Goal: Output the entries below exactly as written, omitting pictures.

## START Records for this task

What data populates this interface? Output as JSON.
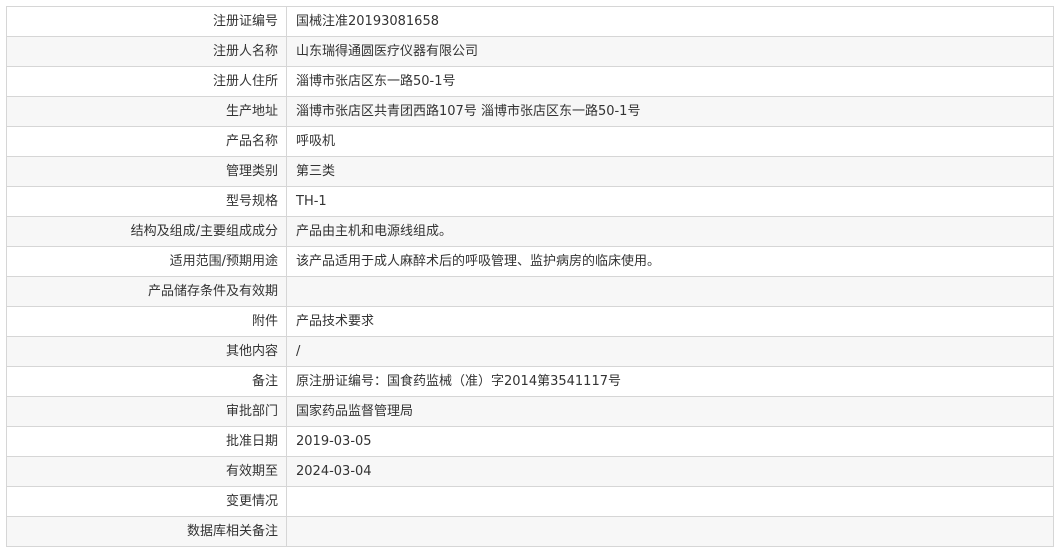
{
  "rows": [
    {
      "label": "注册证编号",
      "value": "国械注准20193081658"
    },
    {
      "label": "注册人名称",
      "value": "山东瑞得通圆医疗仪器有限公司"
    },
    {
      "label": "注册人住所",
      "value": "淄博市张店区东一路50-1号"
    },
    {
      "label": "生产地址",
      "value": "淄博市张店区共青团西路107号 淄博市张店区东一路50-1号"
    },
    {
      "label": "产品名称",
      "value": "呼吸机"
    },
    {
      "label": "管理类别",
      "value": "第三类"
    },
    {
      "label": "型号规格",
      "value": "TH-1"
    },
    {
      "label": "结构及组成/主要组成成分",
      "value": "产品由主机和电源线组成。"
    },
    {
      "label": "适用范围/预期用途",
      "value": "该产品适用于成人麻醉术后的呼吸管理、监护病房的临床使用。"
    },
    {
      "label": "产品储存条件及有效期",
      "value": ""
    },
    {
      "label": "附件",
      "value": "产品技术要求"
    },
    {
      "label": "其他内容",
      "value": "/"
    },
    {
      "label": "备注",
      "value": "原注册证编号：国食药监械（准）字2014第3541117号"
    },
    {
      "label": "审批部门",
      "value": "国家药品监督管理局"
    },
    {
      "label": "批准日期",
      "value": "2019-03-05"
    },
    {
      "label": "有效期至",
      "value": "2024-03-04"
    },
    {
      "label": "变更情况",
      "value": ""
    },
    {
      "label": "数据库相关备注",
      "value": ""
    }
  ]
}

## END Records for this task

Problem solution:
What data populates this interface? Output as JSON.
{
  "rows": [
    {
      "label": "注册证编号",
      "value": "国械注准20193081658"
    },
    {
      "label": "注册人名称",
      "value": "山东瑞得通圆医疗仪器有限公司"
    },
    {
      "label": "注册人住所",
      "value": "淄博市张店区东一路50-1号"
    },
    {
      "label": "生产地址",
      "value": "淄博市张店区共青团西路107号 淄博市张店区东一路50-1号"
    },
    {
      "label": "产品名称",
      "value": "呼吸机"
    },
    {
      "label": "管理类别",
      "value": "第三类"
    },
    {
      "label": "型号规格",
      "value": "TH-1"
    },
    {
      "label": "结构及组成/主要组成成分",
      "value": "产品由主机和电源线组成。"
    },
    {
      "label": "适用范围/预期用途",
      "value": "该产品适用于成人麻醉术后的呼吸管理、监护病房的临床使用。"
    },
    {
      "label": "产品储存条件及有效期",
      "value": ""
    },
    {
      "label": "附件",
      "value": "产品技术要求"
    },
    {
      "label": "其他内容",
      "value": "/"
    },
    {
      "label": "备注",
      "value": "原注册证编号：国食药监械（准）字2014第3541117号"
    },
    {
      "label": "审批部门",
      "value": "国家药品监督管理局"
    },
    {
      "label": "批准日期",
      "value": "2019-03-05"
    },
    {
      "label": "有效期至",
      "value": "2024-03-04"
    },
    {
      "label": "变更情况",
      "value": ""
    },
    {
      "label": "数据库相关备注",
      "value": ""
    }
  ]
}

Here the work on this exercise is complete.